### Data records

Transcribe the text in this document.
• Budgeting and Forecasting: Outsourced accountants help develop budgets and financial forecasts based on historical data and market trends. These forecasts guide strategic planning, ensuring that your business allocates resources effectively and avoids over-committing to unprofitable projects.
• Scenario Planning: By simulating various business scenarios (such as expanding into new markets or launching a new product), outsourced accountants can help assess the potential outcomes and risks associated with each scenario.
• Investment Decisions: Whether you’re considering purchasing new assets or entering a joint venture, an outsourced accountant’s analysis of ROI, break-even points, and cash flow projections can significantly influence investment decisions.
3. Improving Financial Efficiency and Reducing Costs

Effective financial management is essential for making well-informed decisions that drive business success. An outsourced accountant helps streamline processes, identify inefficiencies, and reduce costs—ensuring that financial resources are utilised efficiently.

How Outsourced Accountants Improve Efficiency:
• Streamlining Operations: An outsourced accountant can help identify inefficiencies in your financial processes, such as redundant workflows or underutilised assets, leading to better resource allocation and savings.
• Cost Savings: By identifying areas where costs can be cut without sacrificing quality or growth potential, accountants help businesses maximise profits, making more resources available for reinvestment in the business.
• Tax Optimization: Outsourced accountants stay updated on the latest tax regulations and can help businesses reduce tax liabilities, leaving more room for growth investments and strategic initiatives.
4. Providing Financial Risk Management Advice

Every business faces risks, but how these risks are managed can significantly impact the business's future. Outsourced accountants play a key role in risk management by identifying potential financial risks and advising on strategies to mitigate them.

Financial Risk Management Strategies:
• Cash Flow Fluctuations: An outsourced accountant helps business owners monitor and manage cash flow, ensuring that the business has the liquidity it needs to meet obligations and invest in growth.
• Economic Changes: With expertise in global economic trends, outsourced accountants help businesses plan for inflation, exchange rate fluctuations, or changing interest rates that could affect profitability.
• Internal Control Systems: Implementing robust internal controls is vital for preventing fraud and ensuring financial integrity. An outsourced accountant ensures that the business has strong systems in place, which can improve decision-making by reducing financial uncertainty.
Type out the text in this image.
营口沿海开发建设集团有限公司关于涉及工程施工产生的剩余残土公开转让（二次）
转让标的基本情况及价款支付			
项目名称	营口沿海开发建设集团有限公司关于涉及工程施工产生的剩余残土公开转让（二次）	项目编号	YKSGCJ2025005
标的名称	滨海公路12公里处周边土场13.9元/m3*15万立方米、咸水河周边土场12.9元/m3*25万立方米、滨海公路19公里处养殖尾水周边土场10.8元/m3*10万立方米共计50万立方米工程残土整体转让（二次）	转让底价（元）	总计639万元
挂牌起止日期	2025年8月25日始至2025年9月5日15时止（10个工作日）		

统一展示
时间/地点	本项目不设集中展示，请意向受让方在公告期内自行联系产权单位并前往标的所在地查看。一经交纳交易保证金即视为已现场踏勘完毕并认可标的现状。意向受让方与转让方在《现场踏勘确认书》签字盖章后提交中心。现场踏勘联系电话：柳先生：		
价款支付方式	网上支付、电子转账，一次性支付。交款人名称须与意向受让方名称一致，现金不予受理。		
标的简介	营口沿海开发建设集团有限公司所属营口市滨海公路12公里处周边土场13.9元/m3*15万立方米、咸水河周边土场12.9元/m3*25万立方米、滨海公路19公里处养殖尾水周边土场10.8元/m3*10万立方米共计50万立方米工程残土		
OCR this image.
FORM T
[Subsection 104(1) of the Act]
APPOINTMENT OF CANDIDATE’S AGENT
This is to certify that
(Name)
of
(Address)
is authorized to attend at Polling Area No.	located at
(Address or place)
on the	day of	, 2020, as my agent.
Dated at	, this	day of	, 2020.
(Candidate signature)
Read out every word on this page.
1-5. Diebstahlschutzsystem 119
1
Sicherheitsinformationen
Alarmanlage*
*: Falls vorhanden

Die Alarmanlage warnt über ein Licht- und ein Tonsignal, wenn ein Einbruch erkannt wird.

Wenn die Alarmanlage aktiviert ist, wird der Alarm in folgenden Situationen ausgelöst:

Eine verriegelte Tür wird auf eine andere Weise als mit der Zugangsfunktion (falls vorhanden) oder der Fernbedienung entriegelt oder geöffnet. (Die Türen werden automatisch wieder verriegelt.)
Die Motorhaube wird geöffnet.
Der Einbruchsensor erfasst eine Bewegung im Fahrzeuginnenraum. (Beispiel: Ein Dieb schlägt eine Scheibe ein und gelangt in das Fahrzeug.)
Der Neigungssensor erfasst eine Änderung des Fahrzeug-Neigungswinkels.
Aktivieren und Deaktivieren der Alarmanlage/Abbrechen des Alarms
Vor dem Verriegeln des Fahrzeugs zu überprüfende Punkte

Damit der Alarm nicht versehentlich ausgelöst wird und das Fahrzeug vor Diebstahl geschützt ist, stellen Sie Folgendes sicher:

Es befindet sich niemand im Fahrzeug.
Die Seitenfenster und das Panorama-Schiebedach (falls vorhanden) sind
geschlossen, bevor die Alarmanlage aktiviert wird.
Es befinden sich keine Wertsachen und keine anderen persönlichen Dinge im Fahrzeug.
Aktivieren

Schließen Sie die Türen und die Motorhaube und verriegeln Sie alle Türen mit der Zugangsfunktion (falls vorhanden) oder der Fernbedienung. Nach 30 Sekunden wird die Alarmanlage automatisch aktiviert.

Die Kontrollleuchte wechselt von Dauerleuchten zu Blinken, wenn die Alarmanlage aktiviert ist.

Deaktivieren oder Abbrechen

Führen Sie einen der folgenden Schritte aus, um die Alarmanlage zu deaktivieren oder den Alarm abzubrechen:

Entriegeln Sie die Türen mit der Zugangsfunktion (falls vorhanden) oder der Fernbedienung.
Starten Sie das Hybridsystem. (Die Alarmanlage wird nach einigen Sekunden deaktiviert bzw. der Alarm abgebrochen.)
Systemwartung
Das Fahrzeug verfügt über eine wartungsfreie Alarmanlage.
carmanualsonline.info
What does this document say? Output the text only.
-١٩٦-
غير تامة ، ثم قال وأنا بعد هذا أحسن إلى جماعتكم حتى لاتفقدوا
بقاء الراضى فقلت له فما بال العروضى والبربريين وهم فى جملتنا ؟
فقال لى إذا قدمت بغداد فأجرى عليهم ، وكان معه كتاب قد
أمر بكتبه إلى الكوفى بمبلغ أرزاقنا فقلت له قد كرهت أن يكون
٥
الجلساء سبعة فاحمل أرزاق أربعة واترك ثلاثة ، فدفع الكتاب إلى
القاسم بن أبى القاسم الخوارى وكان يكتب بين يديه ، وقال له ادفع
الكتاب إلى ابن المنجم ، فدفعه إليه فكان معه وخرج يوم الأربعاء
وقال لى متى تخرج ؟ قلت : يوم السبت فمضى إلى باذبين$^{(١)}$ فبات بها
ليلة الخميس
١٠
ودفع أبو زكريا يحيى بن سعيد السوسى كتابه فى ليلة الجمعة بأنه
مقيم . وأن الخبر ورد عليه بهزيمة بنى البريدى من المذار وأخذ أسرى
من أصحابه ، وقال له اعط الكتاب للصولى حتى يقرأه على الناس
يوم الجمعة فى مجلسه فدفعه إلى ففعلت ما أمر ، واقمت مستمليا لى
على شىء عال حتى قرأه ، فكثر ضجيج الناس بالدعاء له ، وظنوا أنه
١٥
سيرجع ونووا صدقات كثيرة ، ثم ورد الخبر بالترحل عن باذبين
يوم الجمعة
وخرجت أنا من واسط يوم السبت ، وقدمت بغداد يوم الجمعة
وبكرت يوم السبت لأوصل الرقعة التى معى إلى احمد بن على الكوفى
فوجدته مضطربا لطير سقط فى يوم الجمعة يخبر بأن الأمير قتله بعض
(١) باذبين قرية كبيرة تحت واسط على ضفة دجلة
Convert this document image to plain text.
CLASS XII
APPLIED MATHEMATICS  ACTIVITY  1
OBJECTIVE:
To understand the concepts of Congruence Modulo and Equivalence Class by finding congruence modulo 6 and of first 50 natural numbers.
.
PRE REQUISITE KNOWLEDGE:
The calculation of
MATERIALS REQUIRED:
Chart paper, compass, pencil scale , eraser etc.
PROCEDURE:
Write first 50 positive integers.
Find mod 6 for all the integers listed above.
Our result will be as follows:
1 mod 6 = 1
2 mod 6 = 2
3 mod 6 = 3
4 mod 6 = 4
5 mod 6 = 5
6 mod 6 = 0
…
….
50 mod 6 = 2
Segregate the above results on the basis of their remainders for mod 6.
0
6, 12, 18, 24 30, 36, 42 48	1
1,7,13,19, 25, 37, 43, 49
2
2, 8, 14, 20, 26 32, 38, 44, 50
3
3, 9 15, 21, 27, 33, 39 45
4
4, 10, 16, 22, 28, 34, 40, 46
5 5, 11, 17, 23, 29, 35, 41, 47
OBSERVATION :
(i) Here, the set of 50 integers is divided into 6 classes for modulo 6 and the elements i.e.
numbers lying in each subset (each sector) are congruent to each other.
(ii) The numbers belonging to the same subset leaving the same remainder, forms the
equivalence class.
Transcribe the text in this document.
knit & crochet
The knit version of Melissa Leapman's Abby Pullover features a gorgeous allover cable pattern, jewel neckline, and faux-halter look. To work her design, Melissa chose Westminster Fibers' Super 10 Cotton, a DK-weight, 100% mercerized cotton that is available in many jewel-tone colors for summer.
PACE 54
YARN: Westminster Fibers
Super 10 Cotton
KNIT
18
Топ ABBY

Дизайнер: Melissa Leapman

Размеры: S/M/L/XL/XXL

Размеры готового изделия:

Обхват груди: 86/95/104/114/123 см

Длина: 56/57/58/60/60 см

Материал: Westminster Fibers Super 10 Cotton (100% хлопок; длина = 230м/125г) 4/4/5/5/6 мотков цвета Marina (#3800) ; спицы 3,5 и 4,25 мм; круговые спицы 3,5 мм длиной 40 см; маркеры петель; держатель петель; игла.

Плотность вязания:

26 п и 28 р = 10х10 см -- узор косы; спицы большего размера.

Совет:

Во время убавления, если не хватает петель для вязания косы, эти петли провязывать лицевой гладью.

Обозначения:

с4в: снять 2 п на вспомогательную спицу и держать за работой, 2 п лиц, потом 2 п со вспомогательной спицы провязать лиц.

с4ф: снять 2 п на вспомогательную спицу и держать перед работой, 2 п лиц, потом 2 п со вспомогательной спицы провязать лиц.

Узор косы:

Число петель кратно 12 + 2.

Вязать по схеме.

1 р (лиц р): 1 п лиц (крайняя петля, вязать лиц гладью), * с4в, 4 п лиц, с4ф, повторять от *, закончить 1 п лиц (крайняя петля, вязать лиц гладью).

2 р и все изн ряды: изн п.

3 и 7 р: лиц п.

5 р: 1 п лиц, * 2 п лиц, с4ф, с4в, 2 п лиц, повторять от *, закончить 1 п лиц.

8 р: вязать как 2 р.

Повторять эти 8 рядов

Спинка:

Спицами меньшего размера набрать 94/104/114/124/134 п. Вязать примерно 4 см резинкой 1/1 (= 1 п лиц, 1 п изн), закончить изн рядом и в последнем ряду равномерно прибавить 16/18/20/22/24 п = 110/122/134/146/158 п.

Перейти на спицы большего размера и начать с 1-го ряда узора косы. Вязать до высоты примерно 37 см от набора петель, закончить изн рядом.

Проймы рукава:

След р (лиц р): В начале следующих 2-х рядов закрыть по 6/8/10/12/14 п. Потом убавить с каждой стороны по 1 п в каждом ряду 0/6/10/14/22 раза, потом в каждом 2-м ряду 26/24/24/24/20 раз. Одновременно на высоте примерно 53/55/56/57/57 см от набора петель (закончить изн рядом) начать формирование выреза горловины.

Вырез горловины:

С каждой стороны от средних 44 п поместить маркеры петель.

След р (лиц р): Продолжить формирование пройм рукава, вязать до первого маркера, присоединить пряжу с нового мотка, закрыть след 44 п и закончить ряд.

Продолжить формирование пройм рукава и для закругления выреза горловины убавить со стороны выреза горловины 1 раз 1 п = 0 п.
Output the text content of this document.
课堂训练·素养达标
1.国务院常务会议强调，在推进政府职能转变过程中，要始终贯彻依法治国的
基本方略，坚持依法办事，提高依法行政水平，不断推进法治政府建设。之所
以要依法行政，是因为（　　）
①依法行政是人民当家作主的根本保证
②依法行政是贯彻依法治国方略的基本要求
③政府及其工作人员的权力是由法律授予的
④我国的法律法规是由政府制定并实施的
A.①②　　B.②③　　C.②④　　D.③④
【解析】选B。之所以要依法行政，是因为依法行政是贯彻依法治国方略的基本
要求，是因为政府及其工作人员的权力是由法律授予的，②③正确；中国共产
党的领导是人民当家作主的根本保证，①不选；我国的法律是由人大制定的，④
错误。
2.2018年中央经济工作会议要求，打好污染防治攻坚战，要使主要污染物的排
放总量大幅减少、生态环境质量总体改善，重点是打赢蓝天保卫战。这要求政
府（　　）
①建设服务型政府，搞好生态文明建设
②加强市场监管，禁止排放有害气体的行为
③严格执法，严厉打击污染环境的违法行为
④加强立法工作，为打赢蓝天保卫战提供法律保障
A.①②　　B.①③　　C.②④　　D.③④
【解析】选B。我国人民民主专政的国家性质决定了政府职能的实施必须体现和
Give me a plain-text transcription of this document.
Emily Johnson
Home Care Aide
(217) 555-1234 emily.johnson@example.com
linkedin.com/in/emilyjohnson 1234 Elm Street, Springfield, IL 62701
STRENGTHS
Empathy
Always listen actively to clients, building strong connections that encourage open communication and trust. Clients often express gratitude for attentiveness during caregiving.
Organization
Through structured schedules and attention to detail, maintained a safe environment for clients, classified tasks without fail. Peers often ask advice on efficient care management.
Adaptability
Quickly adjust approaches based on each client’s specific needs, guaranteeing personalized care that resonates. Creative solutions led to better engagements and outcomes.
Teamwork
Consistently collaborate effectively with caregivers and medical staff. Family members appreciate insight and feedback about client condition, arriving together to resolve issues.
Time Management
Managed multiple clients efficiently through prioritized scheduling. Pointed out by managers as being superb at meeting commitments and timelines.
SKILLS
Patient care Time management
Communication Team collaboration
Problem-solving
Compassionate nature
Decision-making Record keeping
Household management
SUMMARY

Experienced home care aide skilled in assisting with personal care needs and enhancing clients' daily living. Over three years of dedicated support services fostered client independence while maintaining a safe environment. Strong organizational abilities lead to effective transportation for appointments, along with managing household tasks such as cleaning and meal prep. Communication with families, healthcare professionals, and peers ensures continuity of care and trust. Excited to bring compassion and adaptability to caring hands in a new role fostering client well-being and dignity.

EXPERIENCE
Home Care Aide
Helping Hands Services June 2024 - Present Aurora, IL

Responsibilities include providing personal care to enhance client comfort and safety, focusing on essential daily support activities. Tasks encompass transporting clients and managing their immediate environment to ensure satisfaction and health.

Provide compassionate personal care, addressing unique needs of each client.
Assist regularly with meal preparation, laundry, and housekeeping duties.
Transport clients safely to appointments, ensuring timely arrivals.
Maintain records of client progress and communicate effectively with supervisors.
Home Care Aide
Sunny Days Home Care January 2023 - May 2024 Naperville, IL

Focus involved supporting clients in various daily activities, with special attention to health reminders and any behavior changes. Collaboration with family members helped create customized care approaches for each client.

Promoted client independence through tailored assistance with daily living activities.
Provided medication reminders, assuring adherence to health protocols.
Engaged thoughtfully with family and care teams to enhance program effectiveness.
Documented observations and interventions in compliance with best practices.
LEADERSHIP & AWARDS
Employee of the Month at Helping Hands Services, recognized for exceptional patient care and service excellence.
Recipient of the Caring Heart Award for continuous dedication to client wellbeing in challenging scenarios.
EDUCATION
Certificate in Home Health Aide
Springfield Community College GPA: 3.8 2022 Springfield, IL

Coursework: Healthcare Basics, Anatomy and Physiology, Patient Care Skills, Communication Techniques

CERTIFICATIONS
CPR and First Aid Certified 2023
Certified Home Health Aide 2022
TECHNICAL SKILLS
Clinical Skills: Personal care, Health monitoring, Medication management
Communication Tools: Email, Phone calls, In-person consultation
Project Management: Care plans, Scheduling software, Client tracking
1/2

### Work to do
Only lines with the word "Springfield" are wanted, so copy each one from the records.

### Output
linkedin.com/in/emilyjohnson 1234 Elm Street, Springfield, IL 62701
Springfield Community College GPA: 3.8 2022 Springfield, IL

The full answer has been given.